Will you transcribe the entries that follow, exactly and in full?

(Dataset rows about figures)
** begin **

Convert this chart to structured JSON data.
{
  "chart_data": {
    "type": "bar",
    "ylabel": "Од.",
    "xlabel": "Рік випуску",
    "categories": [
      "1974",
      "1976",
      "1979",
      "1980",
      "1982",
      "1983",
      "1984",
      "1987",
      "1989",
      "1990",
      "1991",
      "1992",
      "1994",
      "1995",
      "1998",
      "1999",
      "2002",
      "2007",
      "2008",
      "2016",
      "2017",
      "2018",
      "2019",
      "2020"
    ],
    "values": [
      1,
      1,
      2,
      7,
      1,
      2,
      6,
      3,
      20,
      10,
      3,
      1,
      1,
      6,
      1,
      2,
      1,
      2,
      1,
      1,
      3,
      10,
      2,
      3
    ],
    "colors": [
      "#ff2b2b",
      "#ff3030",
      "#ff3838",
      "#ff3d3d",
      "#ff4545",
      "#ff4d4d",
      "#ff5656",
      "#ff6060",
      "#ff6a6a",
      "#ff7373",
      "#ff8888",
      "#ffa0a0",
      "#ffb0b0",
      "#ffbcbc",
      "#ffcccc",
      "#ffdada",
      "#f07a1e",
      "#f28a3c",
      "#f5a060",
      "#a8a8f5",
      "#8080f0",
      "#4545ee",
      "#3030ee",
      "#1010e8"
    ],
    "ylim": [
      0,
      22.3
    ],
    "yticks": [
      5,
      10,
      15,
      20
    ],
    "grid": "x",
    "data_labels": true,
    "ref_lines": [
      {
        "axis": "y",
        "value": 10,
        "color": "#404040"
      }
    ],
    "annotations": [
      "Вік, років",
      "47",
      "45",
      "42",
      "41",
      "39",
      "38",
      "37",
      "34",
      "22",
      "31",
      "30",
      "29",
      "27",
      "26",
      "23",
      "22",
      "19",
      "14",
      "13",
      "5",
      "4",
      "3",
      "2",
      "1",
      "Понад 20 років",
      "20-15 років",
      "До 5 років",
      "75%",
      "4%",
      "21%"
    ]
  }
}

** end **

**OUTPUT**
Convert this chart to structured JSON data.
{
  "chart_data": {
    "type": "bar",
    "ylabel": "Од.",
    "xlabel": "Рік випуску",
    "categories": [
      "1974",
      "1976",
      "1979",
      "1980",
      "1982",
      "1983",
      "1984",
      "1987",
      "1989",
      "1990",
      "1991",
      "1992",
      "1994",
      "1995",
      "1998",
      "1999",
      "2002",
      "2007",
      "2008",
      "2016",
      "2017",
      "2018",
      "2019",
      "2020"
    ],
    "values": [
      1,
      1,
      2,
      7,
      1,
      2,
      6,
      3,
      20,
      10,
      3,
      1,
      1,
      6,
      1,
      2,
      1,
      2,
      1,
      1,
      3,
      10,
      2,
      3
    ],
    "colors": [
      "#ff2b2b",
      "#ff3030",
      "#ff3838",
      "#ff3d3d",
      "#ff4545",
      "#ff4d4d",
      "#ff5656",
      "#ff6060",
      "#ff6a6a",
      "#ff7373",
      "#ff8888",
      "#ffa0a0",
      "#ffb0b0",
      "#ffbcbc",
      "#ffcccc",
      "#ffdada",
      "#f07a1e",
      "#f28a3c",
      "#f5a060",
      "#a8a8f5",
      "#8080f0",
      "#4545ee",
      "#3030ee",
      "#1010e8"
    ],
    "ylim": [
      0,
      22.3
    ],
    "yticks": [
      5,
      10,
      15,
      20
    ],
    "grid": "x",
    "data_labels": true,
    "ref_lines": [
      {
        "axis": "y",
        "value": 10,
        "color": "#404040"
      }
    ],
    "annotations": [
      "Вік, років",
      "47",
      "45",
      "42",
      "41",
      "39",
      "38",
      "37",
      "34",
      "22",
      "31",
      "30",
      "29",
      "27",
      "26",
      "23",
      "22",
      "19",
      "14",
      "13",
      "5",
      "4",
      "3",
      "2",
      "1",
      "Понад 20 років",
      "20-15 років",
      "До 5 років",
      "75%",
      "4%",
      "21%"
    ]
  }
}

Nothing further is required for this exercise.